## begin
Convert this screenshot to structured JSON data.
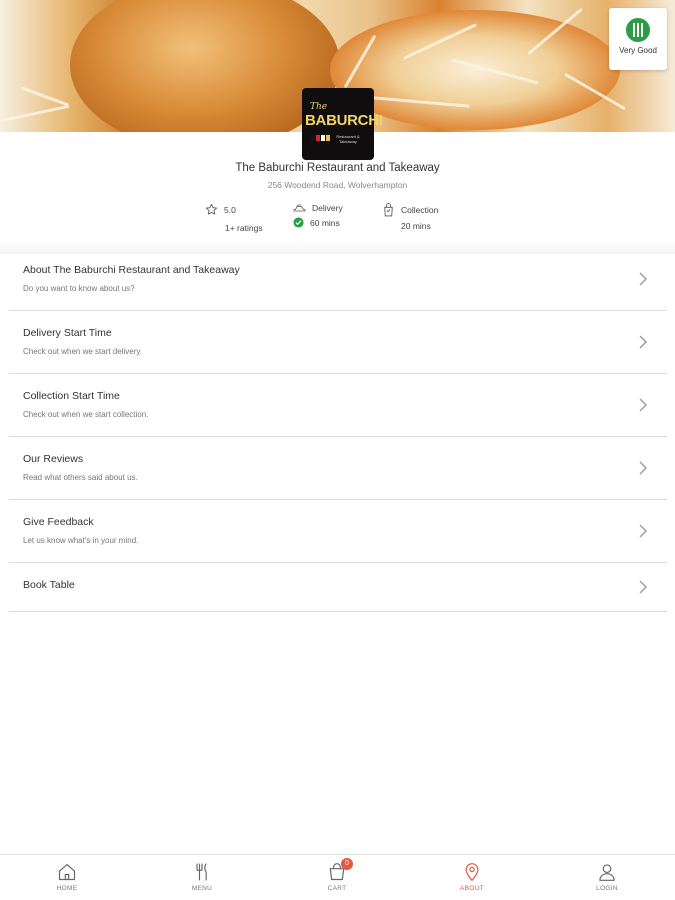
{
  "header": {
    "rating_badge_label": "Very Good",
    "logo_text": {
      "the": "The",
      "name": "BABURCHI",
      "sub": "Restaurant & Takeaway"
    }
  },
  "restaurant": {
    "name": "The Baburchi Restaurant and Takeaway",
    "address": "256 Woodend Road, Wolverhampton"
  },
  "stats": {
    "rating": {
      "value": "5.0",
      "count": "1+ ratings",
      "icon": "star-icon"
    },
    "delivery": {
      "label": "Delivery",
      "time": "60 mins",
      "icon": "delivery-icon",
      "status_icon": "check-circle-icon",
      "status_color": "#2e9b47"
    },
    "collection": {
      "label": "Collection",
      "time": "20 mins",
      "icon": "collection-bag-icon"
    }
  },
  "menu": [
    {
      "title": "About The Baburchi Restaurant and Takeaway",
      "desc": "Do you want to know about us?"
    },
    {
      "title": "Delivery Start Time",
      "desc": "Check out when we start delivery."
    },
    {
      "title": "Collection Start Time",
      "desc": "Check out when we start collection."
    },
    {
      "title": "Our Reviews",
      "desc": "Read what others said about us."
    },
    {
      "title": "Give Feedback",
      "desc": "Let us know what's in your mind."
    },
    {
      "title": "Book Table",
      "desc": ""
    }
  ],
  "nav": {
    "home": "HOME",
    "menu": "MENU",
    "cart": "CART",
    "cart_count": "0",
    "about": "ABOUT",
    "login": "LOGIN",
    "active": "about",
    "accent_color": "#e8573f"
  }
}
## end
## begin
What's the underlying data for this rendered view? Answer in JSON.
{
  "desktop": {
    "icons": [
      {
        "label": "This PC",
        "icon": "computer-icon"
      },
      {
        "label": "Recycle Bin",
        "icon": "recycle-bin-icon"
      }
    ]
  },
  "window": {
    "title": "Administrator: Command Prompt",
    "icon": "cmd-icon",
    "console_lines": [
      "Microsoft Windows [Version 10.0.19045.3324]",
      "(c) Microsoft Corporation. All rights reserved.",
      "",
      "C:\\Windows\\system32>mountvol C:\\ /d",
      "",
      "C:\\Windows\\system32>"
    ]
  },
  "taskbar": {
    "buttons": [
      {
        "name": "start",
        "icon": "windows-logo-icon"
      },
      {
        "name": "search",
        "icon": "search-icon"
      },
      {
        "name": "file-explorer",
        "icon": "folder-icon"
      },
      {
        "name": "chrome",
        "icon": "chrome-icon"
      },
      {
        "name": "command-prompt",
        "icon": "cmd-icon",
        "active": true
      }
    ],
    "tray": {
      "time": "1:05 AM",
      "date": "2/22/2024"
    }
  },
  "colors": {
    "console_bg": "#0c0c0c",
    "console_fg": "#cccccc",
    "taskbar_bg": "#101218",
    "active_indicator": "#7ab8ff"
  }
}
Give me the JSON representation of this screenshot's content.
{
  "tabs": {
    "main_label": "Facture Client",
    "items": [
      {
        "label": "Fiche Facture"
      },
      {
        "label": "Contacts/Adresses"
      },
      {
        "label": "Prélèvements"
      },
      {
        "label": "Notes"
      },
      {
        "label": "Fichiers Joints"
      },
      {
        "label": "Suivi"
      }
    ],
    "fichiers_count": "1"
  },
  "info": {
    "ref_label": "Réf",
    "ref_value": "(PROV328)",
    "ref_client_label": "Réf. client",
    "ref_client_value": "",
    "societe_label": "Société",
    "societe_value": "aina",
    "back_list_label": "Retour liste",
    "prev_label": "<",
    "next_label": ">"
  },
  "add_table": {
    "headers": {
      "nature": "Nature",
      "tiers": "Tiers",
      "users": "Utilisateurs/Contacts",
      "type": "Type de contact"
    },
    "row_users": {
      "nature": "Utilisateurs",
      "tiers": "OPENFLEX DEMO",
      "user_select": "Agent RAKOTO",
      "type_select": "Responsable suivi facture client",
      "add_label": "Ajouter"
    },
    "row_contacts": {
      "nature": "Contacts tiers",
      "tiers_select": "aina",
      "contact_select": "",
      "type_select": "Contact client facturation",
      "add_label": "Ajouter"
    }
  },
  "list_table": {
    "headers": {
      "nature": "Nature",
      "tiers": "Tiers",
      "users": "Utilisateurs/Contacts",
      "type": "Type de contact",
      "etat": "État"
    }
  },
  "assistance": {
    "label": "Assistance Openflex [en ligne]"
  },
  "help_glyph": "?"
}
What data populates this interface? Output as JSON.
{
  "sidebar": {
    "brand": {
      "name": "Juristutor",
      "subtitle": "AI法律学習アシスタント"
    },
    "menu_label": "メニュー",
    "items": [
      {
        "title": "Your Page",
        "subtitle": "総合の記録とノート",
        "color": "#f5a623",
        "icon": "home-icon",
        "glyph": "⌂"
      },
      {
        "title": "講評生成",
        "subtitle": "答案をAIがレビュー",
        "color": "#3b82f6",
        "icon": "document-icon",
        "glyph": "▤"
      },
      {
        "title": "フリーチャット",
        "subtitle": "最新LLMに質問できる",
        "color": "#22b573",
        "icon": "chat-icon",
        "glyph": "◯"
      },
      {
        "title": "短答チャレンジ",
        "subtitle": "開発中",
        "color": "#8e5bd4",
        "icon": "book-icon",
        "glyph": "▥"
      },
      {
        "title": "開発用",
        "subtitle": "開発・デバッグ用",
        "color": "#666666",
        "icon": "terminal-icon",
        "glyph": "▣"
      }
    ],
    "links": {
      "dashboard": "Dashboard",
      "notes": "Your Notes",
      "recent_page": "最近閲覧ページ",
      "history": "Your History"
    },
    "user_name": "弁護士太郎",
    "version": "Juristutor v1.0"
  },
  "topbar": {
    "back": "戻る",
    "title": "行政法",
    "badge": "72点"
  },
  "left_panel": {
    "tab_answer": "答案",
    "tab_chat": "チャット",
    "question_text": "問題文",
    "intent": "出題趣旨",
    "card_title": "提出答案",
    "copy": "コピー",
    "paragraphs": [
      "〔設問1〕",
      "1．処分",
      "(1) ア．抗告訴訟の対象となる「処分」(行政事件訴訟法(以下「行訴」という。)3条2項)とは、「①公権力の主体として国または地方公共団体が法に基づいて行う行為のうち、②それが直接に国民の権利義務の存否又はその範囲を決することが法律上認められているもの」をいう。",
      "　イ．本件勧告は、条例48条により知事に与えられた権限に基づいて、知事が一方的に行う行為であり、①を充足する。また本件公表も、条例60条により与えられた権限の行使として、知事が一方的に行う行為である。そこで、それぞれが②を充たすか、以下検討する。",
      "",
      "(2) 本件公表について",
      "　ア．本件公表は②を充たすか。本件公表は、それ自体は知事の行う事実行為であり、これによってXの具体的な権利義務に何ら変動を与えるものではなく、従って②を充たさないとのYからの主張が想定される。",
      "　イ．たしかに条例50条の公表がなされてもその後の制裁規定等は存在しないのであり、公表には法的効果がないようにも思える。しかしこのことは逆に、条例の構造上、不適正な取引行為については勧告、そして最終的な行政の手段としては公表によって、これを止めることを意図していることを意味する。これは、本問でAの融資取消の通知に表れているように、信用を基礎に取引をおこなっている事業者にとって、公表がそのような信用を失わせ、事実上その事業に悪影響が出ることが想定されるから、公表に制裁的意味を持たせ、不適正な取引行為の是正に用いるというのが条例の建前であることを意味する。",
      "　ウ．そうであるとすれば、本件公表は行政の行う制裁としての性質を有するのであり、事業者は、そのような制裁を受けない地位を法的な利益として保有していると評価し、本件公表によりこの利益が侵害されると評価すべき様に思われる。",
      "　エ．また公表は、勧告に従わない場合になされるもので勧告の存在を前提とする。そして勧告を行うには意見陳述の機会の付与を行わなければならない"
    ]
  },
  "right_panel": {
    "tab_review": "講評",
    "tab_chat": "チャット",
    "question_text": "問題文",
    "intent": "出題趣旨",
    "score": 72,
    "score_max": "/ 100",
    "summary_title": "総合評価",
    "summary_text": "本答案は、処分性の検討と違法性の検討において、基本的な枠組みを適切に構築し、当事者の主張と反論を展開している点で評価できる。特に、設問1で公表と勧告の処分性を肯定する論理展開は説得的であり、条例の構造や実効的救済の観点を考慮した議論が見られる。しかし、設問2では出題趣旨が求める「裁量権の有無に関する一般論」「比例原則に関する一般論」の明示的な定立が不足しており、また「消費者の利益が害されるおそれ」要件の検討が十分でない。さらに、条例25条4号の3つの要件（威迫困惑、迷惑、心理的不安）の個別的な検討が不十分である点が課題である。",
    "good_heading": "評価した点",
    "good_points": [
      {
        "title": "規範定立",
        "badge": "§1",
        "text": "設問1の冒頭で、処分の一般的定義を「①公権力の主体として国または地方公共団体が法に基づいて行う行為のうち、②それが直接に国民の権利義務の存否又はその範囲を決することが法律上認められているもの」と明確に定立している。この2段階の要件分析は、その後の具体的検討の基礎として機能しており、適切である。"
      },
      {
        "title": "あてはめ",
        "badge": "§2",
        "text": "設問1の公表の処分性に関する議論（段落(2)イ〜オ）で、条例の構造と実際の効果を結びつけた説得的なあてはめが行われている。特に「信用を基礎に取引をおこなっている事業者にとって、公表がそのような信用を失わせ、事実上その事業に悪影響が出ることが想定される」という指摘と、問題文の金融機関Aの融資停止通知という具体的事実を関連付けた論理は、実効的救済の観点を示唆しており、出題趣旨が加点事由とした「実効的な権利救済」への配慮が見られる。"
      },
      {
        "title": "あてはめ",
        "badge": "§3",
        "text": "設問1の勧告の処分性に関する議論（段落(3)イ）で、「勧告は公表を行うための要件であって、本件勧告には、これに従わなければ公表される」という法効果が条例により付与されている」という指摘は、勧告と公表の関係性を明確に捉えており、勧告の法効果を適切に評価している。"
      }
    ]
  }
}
## end
What to produce =>
Pull out each line containing the word "subtitle" and copy it.

Correct result =>
      "subtitle": "AI法律学習アシスタント"
        "subtitle": "総合の記録とノート",
        "subtitle": "答案をAIがレビュー",
        "subtitle": "最新LLMに質問できる",
        "subtitle": "開発中",
        "subtitle": "開発・デバッグ用",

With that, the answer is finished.